#### GIVEN RECORDS

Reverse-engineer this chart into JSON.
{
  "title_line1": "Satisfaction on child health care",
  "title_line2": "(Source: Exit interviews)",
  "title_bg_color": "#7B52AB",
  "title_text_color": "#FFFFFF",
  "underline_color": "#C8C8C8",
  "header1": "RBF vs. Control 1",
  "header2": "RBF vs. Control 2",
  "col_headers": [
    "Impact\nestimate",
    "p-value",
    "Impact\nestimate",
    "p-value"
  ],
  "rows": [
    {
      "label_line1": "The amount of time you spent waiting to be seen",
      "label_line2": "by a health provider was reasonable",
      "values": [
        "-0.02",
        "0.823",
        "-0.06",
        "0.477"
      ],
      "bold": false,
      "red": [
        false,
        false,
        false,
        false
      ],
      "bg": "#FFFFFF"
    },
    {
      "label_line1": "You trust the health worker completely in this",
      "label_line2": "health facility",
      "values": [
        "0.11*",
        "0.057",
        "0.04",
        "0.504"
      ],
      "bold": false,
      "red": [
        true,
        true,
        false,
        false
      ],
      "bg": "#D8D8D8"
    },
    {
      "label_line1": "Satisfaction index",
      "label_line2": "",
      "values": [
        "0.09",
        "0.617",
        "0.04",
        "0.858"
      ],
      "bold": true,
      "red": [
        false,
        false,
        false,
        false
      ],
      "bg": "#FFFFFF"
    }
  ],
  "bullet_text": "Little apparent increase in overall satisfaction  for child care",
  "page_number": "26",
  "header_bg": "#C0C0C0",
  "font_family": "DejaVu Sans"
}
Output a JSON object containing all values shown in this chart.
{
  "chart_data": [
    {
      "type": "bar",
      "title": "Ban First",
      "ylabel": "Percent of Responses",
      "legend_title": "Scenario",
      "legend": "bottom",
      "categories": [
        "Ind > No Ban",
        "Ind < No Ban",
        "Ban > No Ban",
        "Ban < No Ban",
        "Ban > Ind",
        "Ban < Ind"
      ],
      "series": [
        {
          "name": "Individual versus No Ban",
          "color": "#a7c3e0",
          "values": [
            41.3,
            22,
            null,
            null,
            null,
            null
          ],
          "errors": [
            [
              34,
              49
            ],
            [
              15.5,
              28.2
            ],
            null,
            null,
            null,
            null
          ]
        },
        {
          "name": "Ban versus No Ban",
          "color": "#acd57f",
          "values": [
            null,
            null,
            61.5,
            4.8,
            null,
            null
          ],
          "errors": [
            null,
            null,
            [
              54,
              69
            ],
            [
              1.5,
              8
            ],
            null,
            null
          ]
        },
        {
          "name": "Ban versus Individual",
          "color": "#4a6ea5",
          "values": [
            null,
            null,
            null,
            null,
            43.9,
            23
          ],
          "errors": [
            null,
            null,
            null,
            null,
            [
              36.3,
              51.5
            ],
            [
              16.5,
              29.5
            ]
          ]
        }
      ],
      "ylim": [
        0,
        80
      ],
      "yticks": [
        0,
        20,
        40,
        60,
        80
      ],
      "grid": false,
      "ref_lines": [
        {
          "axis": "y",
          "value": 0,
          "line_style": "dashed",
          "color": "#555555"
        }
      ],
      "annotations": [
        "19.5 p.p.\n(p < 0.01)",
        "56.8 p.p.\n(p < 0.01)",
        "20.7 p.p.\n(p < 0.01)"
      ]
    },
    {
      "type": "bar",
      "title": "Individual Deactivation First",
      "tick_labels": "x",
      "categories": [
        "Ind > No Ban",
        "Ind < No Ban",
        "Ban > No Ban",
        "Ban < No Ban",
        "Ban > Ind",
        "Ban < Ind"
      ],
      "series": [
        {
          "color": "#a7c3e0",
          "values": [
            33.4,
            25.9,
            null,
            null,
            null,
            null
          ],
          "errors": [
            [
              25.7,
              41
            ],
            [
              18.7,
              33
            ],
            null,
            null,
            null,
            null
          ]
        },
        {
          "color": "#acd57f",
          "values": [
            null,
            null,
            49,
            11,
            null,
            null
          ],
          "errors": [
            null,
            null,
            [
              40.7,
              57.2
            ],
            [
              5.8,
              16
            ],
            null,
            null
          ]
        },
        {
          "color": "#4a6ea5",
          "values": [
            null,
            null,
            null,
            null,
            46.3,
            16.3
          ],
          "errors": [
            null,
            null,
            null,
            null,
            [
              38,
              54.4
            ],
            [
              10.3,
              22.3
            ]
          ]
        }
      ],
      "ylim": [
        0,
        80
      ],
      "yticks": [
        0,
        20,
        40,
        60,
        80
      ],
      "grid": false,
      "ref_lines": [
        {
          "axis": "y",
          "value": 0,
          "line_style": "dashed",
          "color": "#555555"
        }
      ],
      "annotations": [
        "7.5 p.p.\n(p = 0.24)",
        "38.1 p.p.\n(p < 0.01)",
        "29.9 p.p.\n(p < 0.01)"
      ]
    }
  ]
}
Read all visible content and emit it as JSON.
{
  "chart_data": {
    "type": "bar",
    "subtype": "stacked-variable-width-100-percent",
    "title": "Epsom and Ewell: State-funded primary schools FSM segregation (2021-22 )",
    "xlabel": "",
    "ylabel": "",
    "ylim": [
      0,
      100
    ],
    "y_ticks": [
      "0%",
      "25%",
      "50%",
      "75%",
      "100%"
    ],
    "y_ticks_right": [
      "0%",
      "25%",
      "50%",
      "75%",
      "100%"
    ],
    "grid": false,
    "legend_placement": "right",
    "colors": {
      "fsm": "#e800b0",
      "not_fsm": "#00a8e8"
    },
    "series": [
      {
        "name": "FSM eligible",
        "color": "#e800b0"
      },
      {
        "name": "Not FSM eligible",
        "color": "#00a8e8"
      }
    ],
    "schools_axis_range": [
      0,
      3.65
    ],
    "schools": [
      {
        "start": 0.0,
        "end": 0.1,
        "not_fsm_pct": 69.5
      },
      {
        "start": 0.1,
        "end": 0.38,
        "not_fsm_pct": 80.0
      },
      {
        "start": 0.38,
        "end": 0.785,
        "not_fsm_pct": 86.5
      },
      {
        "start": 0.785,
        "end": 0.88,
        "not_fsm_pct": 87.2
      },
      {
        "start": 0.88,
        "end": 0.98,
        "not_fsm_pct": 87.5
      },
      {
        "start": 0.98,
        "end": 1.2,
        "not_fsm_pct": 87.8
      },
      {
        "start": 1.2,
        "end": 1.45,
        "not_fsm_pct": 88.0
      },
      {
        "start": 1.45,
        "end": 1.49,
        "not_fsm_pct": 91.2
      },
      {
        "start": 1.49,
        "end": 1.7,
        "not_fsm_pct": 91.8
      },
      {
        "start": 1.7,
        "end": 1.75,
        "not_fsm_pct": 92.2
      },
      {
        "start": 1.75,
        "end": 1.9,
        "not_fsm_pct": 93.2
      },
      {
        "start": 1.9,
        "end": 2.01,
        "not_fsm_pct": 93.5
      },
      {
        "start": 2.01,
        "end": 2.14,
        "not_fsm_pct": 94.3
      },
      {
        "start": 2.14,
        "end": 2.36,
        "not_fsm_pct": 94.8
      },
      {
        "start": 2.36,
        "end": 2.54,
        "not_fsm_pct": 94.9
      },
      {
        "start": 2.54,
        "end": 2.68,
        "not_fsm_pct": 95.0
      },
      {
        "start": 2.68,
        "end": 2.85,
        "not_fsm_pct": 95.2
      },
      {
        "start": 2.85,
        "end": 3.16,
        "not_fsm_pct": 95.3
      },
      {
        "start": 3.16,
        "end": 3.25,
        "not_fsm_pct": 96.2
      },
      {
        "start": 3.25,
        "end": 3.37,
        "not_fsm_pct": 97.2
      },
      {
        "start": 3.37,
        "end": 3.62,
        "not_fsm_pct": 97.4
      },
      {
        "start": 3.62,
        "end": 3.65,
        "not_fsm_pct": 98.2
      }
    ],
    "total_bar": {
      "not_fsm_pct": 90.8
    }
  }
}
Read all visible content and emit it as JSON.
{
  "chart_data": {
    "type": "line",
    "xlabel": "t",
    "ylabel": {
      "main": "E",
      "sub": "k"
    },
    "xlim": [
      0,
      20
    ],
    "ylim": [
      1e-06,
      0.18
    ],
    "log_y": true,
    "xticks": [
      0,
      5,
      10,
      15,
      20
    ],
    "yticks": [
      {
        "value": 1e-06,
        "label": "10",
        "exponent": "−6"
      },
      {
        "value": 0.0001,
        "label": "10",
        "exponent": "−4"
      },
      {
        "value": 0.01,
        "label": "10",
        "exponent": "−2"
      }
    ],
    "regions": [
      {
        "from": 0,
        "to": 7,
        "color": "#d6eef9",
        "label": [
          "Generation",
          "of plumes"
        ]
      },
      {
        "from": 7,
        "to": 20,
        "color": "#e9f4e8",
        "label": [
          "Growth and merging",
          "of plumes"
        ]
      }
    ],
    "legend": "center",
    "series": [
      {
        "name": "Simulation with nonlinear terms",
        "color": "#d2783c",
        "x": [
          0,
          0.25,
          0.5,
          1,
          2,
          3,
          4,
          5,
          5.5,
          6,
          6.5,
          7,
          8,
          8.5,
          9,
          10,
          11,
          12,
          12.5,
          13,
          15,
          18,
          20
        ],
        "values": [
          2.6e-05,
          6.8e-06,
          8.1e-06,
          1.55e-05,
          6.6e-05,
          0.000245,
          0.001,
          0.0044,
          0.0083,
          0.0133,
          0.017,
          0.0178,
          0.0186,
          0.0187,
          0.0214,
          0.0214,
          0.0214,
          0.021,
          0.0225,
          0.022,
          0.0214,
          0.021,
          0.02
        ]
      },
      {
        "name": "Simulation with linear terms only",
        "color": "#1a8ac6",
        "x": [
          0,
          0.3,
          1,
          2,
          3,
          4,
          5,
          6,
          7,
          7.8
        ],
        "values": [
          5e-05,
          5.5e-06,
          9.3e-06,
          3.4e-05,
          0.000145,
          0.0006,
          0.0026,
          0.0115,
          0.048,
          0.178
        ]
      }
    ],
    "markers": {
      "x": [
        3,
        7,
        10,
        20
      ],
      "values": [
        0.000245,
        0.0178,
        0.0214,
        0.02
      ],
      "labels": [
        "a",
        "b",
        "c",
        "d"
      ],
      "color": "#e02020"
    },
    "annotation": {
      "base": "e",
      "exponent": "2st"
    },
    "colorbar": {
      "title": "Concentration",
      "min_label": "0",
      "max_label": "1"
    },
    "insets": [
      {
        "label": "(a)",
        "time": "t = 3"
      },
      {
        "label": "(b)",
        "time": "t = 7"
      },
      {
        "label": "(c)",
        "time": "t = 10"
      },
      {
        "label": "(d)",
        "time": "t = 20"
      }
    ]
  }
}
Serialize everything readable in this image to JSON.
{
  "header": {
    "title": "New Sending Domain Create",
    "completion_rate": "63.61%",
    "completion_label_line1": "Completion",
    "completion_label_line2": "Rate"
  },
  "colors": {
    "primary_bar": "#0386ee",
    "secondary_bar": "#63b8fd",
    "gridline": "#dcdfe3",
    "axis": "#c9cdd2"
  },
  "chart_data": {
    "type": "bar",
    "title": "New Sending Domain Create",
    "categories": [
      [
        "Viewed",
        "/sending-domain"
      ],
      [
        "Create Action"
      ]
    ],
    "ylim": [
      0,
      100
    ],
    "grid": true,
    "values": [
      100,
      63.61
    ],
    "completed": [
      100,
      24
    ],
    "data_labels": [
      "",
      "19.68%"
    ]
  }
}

########

- _YOUR TASK_
In the records above, find each line with the word "Simulation" and copy it.

- _FINAL RESULT_
        "name": "Simulation with nonlinear terms",
        "name": "Simulation with linear terms only",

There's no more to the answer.